* Direction *
Write out each entry again. Keep every word exactly as it is.
-- begin Listed records --
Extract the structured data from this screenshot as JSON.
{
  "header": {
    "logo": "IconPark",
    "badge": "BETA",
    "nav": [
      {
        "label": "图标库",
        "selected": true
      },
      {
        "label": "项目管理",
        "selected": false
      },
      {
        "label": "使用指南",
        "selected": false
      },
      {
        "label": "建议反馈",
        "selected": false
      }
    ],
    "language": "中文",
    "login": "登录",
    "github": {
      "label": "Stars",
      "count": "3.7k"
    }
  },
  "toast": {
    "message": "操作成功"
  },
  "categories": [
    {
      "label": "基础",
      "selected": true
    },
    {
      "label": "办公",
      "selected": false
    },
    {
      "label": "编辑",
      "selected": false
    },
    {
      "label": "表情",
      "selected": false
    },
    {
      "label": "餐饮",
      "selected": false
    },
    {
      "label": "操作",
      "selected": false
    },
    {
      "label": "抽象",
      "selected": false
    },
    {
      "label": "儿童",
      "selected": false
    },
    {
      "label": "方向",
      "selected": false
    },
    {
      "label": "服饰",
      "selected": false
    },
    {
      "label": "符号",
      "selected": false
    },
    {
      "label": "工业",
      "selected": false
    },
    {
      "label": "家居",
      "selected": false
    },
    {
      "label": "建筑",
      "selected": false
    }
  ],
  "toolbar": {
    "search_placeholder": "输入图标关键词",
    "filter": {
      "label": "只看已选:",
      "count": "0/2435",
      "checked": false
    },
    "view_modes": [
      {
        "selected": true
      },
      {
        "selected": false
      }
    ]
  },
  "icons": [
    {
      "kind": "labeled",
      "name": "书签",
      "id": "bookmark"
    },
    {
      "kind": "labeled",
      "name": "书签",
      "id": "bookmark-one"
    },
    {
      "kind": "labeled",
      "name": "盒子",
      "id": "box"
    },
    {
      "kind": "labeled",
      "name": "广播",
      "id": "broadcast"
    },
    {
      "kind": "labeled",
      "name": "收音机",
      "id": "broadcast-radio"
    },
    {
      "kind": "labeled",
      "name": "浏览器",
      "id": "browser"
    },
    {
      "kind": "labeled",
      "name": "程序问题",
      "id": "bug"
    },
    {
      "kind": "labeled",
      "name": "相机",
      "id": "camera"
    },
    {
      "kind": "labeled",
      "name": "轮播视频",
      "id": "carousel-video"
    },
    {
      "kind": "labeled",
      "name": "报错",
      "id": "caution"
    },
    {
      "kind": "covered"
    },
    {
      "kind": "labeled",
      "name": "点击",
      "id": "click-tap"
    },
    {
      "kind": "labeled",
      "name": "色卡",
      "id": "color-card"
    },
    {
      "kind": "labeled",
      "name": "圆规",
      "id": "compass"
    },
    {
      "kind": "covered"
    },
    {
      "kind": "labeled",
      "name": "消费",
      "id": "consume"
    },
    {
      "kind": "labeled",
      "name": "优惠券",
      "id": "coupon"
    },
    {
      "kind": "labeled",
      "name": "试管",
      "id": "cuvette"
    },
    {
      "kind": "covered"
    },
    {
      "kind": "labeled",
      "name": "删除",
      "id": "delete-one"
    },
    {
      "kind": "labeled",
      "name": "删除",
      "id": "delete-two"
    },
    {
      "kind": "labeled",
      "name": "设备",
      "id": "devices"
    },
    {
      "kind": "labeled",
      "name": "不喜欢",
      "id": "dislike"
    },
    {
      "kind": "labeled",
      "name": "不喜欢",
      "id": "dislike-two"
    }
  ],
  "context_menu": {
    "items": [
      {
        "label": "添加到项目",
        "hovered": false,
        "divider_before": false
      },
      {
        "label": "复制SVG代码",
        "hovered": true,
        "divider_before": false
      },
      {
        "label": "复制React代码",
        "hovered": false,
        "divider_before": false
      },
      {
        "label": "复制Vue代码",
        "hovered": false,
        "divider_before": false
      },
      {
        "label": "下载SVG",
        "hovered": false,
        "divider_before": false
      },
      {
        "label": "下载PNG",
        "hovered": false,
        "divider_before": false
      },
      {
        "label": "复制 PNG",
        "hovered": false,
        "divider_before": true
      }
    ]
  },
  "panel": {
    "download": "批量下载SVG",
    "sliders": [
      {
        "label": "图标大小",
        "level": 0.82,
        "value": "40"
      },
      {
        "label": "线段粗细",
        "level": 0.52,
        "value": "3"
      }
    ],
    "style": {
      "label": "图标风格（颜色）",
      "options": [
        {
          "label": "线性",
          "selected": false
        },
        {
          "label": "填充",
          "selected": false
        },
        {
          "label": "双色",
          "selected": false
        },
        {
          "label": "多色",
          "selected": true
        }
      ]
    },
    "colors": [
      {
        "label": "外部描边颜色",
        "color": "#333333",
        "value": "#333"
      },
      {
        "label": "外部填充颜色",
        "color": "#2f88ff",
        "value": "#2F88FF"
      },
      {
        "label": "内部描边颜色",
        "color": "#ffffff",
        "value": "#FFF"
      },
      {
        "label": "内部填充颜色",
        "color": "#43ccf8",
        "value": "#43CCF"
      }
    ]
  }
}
-- end Listed records --
* Finished task *
Extract the structured data from this screenshot as JSON.
{
  "header": {
    "logo": "IconPark",
    "badge": "BETA",
    "nav": [
      {
        "label": "图标库",
        "selected": true
      },
      {
        "label": "项目管理",
        "selected": false
      },
      {
        "label": "使用指南",
        "selected": false
      },
      {
        "label": "建议反馈",
        "selected": false
      }
    ],
    "language": "中文",
    "login": "登录",
    "github": {
      "label": "Stars",
      "count": "3.7k"
    }
  },
  "toast": {
    "message": "操作成功"
  },
  "categories": [
    {
      "label": "基础",
      "selected": true
    },
    {
      "label": "办公",
      "selected": false
    },
    {
      "label": "编辑",
      "selected": false
    },
    {
      "label": "表情",
      "selected": false
    },
    {
      "label": "餐饮",
      "selected": false
    },
    {
      "label": "操作",
      "selected": false
    },
    {
      "label": "抽象",
      "selected": false
    },
    {
      "label": "儿童",
      "selected": false
    },
    {
      "label": "方向",
      "selected": false
    },
    {
      "label": "服饰",
      "selected": false
    },
    {
      "label": "符号",
      "selected": false
    },
    {
      "label": "工业",
      "selected": false
    },
    {
      "label": "家居",
      "selected": false
    },
    {
      "label": "建筑",
      "selected": false
    }
  ],
  "toolbar": {
    "search_placeholder": "输入图标关键词",
    "filter": {
      "label": "只看已选:",
      "count": "0/2435",
      "checked": false
    },
    "view_modes": [
      {
        "selected": true
      },
      {
        "selected": false
      }
    ]
  },
  "icons": [
    {
      "kind": "labeled",
      "name": "书签",
      "id": "bookmark"
    },
    {
      "kind": "labeled",
      "name": "书签",
      "id": "bookmark-one"
    },
    {
      "kind": "labeled",
      "name": "盒子",
      "id": "box"
    },
    {
      "kind": "labeled",
      "name": "广播",
      "id": "broadcast"
    },
    {
      "kind": "labeled",
      "name": "收音机",
      "id": "broadcast-radio"
    },
    {
      "kind": "labeled",
      "name": "浏览器",
      "id": "browser"
    },
    {
      "kind": "labeled",
      "name": "程序问题",
      "id": "bug"
    },
    {
      "kind": "labeled",
      "name": "相机",
      "id": "camera"
    },
    {
      "kind": "labeled",
      "name": "轮播视频",
      "id": "carousel-video"
    },
    {
      "kind": "labeled",
      "name": "报错",
      "id": "caution"
    },
    {
      "kind": "covered"
    },
    {
      "kind": "labeled",
      "name": "点击",
      "id": "click-tap"
    },
    {
      "kind": "labeled",
      "name": "色卡",
      "id": "color-card"
    },
    {
      "kind": "labeled",
      "name": "圆规",
      "id": "compass"
    },
    {
      "kind": "covered"
    },
    {
      "kind": "labeled",
      "name": "消费",
      "id": "consume"
    },
    {
      "kind": "labeled",
      "name": "优惠券",
      "id": "coupon"
    },
    {
      "kind": "labeled",
      "name": "试管",
      "id": "cuvette"
    },
    {
      "kind": "covered"
    },
    {
      "kind": "labeled",
      "name": "删除",
      "id": "delete-one"
    },
    {
      "kind": "labeled",
      "name": "删除",
      "id": "delete-two"
    },
    {
      "kind": "labeled",
      "name": "设备",
      "id": "devices"
    },
    {
      "kind": "labeled",
      "name": "不喜欢",
      "id": "dislike"
    },
    {
      "kind": "labeled",
      "name": "不喜欢",
      "id": "dislike-two"
    }
  ],
  "context_menu": {
    "items": [
      {
        "label": "添加到项目",
        "hovered": false,
        "divider_before": false
      },
      {
        "label": "复制SVG代码",
        "hovered": true,
        "divider_before": false
      },
      {
        "label": "复制React代码",
        "hovered": false,
        "divider_before": false
      },
      {
        "label": "复制Vue代码",
        "hovered": false,
        "divider_before": false
      },
      {
        "label": "下载SVG",
        "hovered": false,
        "divider_before": false
      },
      {
        "label": "下载PNG",
        "hovered": false,
        "divider_before": false
      },
      {
        "label": "复制 PNG",
        "hovered": false,
        "divider_before": true
      }
    ]
  },
  "panel": {
    "download": "批量下载SVG",
    "sliders": [
      {
        "label": "图标大小",
        "level": 0.82,
        "value": "40"
      },
      {
        "label": "线段粗细",
        "level": 0.52,
        "value": "3"
      }
    ],
    "style": {
      "label": "图标风格（颜色）",
      "options": [
        {
          "label": "线性",
          "selected": false
        },
        {
          "label": "填充",
          "selected": false
        },
        {
          "label": "双色",
          "selected": false
        },
        {
          "label": "多色",
          "selected": true
        }
      ]
    },
    "colors": [
      {
        "label": "外部描边颜色",
        "color": "#333333",
        "value": "#333"
      },
      {
        "label": "外部填充颜色",
        "color": "#2f88ff",
        "value": "#2F88FF"
      },
      {
        "label": "内部描边颜色",
        "color": "#ffffff",
        "value": "#FFF"
      },
      {
        "label": "内部填充颜色",
        "color": "#43ccf8",
        "value": "#43CCF"
      }
    ]
  }
}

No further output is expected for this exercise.